▶ Passage given
* * *

Thanks Splunk for such a great and powerful system.

I'm trying to do a scripted deploy using this URL.

http://splunkbase.splunk.com/apps:download/Splunk+for+Unix+and+Linux/4.5/unix.spl

wget doesn't work on it. What is the best method of getting the app or any other app onto the deployment client?

Thanks,
Justin

Tags (2)

bandit
Motivator

I'd like to see this ability to use wget as well. It would be much faster than downloading to my workstation and having to use scp and/or jump hosts in some cases to transfer files around.

That being said, I have been able to drop install and app files on our deployment server in the static folder which I can access via wget from other servers.

Any folders/files placed in $SPLUNK_HOME/etc/system/static can be accessed via the following URL which you can call via wget or curl.
https://your-splunk-server.com:8089/static

0 Karma

rturk
Builder

Hi Justin,

I agree with what jgedeon120 said. Some apps (in this case the *nix app) requires some manual post-installation configuration before it actually starts collecting and forwarding data. My advice would be to:

  • Download the *nix app and install it on a full test Splunk installation on one of your Unix servers.

* * *

▶ Raw records
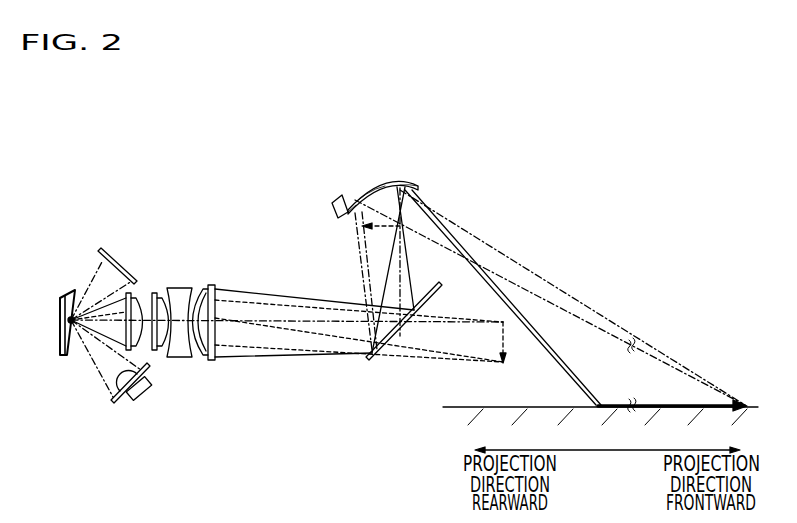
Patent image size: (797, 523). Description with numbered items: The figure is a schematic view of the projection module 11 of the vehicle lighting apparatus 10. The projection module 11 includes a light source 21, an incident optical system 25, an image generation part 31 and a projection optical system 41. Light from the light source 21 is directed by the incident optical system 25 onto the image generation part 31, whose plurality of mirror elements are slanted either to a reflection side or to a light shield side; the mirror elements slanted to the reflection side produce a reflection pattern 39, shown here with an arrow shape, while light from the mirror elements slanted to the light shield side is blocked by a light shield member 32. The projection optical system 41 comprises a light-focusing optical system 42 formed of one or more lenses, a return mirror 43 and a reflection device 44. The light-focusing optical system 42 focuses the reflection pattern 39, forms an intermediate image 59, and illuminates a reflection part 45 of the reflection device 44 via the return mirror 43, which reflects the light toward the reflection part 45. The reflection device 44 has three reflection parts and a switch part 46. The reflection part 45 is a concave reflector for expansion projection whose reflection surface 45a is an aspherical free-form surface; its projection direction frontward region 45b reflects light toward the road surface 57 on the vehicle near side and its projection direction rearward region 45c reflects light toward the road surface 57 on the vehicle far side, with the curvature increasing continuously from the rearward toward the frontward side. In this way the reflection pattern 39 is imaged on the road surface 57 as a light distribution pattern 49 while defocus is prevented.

The vehicle lighting apparatus 10 is at (537, 158).
The projection module 11 is at (548, 197).
The light source 21 is at (143, 398).
The incident optical system 25 is at (114, 398).
The image generation part 31 is at (61, 302).
The light shield member 32 is at (116, 263).
The reflection pattern 39 is at (71, 316).
The projection optical system 41 is at (216, 238).
The light-focusing optical system 42 is at (177, 276).
The return mirror 43 is at (384, 364).
The reflection device 44 is at (395, 170).
The reflection part 45 is at (374, 184).
The reflection surface 45a is at (361, 197).
The projection direction frontward region 45b is at (420, 194).
The projection direction rearward region 45c is at (355, 217).
The switch part 46 is at (333, 211).
The light distribution pattern 49 is at (681, 405).
The road surface 57 is at (493, 406).
The intermediate image 59 is at (373, 230).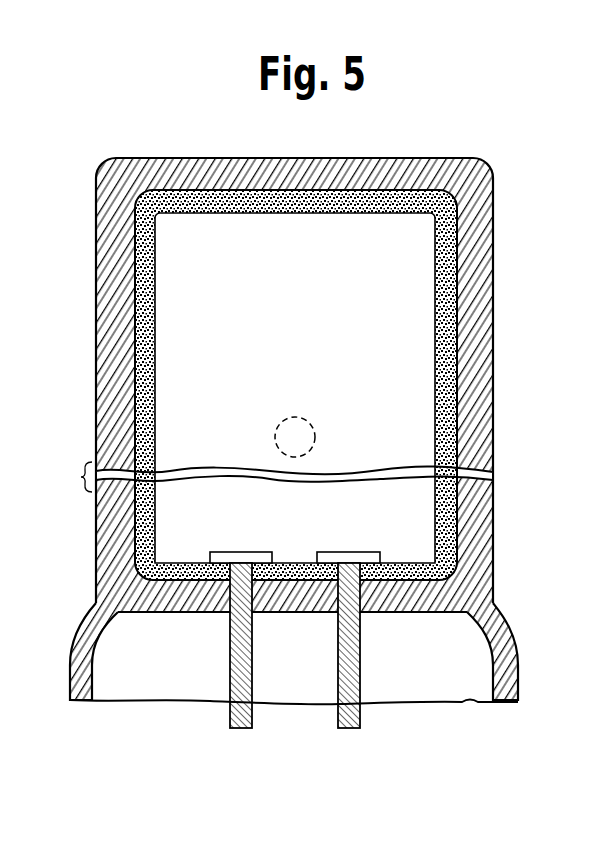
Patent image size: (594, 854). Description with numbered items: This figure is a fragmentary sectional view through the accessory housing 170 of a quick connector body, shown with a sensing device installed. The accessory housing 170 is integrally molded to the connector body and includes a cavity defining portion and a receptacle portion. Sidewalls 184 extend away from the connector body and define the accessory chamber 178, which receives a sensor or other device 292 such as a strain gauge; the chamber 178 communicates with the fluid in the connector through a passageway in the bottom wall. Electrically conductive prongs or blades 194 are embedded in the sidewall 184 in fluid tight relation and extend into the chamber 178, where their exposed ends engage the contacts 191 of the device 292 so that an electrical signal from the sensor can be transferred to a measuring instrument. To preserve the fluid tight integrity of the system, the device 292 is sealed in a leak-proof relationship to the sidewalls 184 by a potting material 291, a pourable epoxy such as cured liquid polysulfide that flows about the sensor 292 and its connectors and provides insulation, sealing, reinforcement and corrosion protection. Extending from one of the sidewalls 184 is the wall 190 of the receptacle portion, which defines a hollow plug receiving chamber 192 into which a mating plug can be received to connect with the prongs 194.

The accessory housing 170 is at (90, 217).
The sidewalls 184 is at (356, 163).
The wall 190 is at (73, 642).
The accessory chamber 178 is at (137, 383).
The potting material 291 is at (135, 438).
The sensor or other device 292 is at (313, 338).
The contacts 191 is at (247, 552).
The electrically conductive prongs or blades 194 is at (253, 718).
The plug receiving chamber 192 is at (154, 684).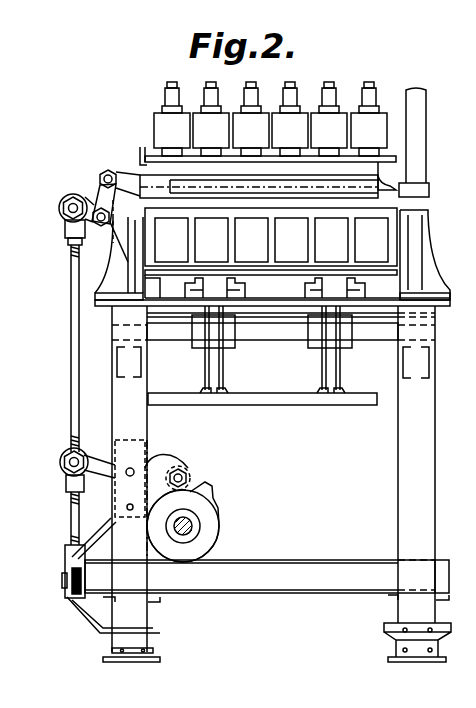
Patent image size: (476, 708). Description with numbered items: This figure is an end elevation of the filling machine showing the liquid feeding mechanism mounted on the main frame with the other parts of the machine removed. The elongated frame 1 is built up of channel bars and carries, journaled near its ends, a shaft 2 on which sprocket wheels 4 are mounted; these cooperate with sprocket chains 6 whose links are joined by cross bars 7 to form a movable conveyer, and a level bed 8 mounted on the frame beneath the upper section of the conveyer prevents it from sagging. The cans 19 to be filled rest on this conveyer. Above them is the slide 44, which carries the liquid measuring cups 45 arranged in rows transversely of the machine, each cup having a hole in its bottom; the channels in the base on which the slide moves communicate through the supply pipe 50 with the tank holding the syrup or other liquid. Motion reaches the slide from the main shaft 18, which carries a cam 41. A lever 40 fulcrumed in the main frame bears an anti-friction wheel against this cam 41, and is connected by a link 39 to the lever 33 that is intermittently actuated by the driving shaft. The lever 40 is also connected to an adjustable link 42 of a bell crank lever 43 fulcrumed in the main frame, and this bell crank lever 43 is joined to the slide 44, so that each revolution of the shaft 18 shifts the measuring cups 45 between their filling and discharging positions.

The frame 1 is at (268, 436).
The shaft 2 is at (257, 337).
The sprocket wheels 4 is at (205, 364).
The sprocket chains 6 is at (203, 396).
The cross bars 7 is at (262, 270).
The level bed 8 is at (229, 285).
The main shaft 18 is at (192, 527).
The cans 19 is at (271, 241).
The lever 33 is at (66, 590).
The link 39 is at (57, 518).
The lever 40 is at (87, 470).
The cam 41 is at (182, 508).
The adjustable link 42 is at (59, 348).
The bell crank lever 43 is at (95, 197).
The slide 44 is at (130, 170).
The liquid measuring cups 45 is at (270, 119).
The supply pipe 50 is at (424, 147).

* * *

▶ Required actions
A – Translate this sentence from the Splunk forum thread into Spanish: "I'd like to see this ability to use wget as well."
B – Decide whether each statement agrees with the Splunk forum thread. Answer yes or no for each, and quote the words from the thread that settle it.
(i) Files placed in $SPLUNK_HOME/etc/system/static can be fetched with wget or curl.
(ii) The *nix app begins collecting data without any configuration after installation.
(iii) Justin reports that wget works on the Splunkbase URL.
C – In the Splunk forum thread, what URL is given for reaching files in the static folder?
The listing is separate material and has no connection to the Splunk forum thread.

▶ Answers to the exercise
A – A mí también me gustaría ver esta posibilidad de usar wget.

B –
(i) Yes: "Any folders/files placed in $SPLUNK_HOME/etc/system/static can be accessed via the following URL which you can call via wget or curl."
(ii) No: "requires some manual post-installation configuration before it actually starts collecting and forwarding data"
(iii) No: "wget doesn't work on it."

C – https://your-splunk-server.com:8089/static